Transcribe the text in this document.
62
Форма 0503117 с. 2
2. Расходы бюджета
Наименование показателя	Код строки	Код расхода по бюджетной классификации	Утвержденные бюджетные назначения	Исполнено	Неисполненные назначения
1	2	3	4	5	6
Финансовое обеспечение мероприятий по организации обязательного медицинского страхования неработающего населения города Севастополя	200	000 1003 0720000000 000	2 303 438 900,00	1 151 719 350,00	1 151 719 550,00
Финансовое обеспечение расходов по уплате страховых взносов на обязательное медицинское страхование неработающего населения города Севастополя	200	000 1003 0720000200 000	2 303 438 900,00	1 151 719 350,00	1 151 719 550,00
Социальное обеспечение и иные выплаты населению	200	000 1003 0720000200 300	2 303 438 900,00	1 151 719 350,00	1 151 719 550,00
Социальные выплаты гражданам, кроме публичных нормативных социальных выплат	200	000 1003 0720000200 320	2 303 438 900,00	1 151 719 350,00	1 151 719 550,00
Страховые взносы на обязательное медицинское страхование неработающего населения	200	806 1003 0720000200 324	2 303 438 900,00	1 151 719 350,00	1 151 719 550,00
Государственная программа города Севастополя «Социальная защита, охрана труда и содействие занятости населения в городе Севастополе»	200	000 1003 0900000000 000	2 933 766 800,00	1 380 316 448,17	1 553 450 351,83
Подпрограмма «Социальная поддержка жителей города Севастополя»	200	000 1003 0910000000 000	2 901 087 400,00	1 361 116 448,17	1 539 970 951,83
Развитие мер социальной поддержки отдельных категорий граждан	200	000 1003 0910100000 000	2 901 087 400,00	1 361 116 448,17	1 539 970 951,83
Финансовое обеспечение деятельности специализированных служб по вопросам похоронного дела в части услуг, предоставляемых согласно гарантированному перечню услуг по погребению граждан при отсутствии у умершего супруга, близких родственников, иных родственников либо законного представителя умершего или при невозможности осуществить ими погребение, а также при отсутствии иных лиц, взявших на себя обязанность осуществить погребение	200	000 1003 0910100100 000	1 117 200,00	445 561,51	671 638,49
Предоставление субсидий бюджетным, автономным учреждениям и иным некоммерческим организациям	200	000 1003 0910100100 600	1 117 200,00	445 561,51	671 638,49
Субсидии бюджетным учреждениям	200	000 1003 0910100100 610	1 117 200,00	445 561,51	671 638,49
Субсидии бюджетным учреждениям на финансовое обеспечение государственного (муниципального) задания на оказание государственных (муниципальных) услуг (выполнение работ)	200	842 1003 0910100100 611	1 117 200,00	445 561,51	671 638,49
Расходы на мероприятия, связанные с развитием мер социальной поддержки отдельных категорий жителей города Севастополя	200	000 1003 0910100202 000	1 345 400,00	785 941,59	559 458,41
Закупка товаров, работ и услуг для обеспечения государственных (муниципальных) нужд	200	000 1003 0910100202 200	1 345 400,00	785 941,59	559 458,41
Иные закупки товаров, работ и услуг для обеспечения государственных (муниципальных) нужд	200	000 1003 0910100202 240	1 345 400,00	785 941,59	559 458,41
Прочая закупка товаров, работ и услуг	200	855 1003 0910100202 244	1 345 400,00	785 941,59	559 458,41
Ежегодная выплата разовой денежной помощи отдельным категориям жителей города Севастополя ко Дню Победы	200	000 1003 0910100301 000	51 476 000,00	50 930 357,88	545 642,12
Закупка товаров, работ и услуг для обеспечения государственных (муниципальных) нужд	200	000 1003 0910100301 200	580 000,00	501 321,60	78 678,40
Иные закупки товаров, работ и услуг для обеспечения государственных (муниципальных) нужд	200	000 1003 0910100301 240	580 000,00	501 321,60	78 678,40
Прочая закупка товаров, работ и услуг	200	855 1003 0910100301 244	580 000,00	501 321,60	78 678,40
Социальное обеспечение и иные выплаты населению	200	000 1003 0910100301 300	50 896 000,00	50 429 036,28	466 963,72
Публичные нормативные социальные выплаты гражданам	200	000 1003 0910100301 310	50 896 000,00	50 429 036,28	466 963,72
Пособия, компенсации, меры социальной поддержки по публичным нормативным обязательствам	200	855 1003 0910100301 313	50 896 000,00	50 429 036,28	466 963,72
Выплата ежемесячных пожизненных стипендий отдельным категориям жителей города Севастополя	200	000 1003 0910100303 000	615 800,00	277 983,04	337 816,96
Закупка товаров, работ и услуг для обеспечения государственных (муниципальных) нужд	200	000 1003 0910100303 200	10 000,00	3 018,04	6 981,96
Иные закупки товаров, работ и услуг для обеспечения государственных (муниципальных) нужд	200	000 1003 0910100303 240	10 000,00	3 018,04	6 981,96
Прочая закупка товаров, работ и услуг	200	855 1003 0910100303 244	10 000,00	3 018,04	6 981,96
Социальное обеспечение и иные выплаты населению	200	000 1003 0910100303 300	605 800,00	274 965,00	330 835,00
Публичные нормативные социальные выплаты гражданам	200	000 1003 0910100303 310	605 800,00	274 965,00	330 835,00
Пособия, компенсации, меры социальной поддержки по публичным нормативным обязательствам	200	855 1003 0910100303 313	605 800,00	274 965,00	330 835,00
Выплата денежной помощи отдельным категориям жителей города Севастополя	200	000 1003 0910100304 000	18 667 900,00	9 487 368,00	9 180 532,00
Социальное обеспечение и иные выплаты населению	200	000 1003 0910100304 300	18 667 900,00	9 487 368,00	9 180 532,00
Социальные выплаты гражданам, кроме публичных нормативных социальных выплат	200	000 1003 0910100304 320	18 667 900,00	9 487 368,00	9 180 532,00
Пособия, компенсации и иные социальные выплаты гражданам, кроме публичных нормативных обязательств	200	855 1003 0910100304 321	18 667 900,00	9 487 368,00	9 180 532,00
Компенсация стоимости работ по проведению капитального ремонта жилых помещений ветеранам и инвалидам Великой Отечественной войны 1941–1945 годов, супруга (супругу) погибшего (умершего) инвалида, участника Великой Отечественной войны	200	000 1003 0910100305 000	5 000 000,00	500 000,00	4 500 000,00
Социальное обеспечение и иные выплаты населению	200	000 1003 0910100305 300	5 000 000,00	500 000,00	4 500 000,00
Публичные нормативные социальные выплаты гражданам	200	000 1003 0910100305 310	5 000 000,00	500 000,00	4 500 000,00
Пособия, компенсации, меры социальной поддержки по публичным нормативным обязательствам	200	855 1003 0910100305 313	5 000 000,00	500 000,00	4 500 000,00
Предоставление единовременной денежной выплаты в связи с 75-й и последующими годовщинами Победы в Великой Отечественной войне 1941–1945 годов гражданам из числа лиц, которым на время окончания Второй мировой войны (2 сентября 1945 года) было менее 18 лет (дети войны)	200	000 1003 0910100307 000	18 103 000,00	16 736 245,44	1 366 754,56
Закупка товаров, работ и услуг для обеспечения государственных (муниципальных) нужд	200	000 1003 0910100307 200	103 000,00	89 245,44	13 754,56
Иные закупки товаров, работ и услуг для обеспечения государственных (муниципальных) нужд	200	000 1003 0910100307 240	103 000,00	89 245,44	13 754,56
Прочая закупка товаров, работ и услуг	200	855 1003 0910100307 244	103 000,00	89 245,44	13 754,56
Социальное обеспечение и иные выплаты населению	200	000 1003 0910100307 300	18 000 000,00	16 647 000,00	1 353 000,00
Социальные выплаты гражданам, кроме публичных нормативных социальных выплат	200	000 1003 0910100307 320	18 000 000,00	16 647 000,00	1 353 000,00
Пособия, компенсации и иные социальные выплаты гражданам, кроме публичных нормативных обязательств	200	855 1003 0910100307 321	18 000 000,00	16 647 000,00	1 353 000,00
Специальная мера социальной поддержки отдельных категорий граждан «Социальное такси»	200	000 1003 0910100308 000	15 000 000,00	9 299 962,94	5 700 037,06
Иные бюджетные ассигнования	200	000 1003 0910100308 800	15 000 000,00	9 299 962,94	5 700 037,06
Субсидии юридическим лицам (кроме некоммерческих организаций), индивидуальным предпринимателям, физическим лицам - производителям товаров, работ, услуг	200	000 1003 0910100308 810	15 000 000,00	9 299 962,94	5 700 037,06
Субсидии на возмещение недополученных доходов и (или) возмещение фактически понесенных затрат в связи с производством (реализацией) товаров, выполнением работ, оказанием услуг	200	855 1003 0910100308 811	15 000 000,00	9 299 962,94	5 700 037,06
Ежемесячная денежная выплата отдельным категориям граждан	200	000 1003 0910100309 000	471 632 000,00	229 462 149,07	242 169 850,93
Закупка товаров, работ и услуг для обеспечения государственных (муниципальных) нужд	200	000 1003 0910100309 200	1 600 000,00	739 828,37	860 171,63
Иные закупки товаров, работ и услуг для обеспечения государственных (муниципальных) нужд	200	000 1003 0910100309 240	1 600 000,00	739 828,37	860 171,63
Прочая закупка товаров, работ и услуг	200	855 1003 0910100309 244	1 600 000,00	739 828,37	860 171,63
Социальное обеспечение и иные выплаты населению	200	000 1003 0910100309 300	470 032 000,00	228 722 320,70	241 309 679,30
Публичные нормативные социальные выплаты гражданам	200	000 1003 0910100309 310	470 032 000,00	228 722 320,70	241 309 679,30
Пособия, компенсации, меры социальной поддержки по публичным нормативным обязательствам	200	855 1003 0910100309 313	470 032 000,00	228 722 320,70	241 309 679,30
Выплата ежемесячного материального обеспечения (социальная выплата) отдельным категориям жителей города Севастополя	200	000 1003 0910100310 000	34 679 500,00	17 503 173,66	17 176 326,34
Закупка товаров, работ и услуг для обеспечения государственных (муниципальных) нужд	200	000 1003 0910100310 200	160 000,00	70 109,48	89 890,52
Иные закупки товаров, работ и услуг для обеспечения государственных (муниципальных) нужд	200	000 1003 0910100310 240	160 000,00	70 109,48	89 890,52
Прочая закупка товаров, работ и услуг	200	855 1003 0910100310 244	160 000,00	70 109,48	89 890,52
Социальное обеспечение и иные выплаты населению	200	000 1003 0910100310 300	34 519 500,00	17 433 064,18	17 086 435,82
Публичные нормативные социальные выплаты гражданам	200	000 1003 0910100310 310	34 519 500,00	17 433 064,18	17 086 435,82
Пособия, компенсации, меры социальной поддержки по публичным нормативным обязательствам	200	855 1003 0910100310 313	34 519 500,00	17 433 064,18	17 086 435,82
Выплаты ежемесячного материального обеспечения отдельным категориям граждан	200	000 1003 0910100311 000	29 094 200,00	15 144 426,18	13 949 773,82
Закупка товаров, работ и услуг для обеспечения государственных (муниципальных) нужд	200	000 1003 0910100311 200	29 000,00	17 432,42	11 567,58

_WHAT THE TASK ASKS_
Go through the data and count each line that has the word "отдельных", then give the total alone.

_SOLUTION_
3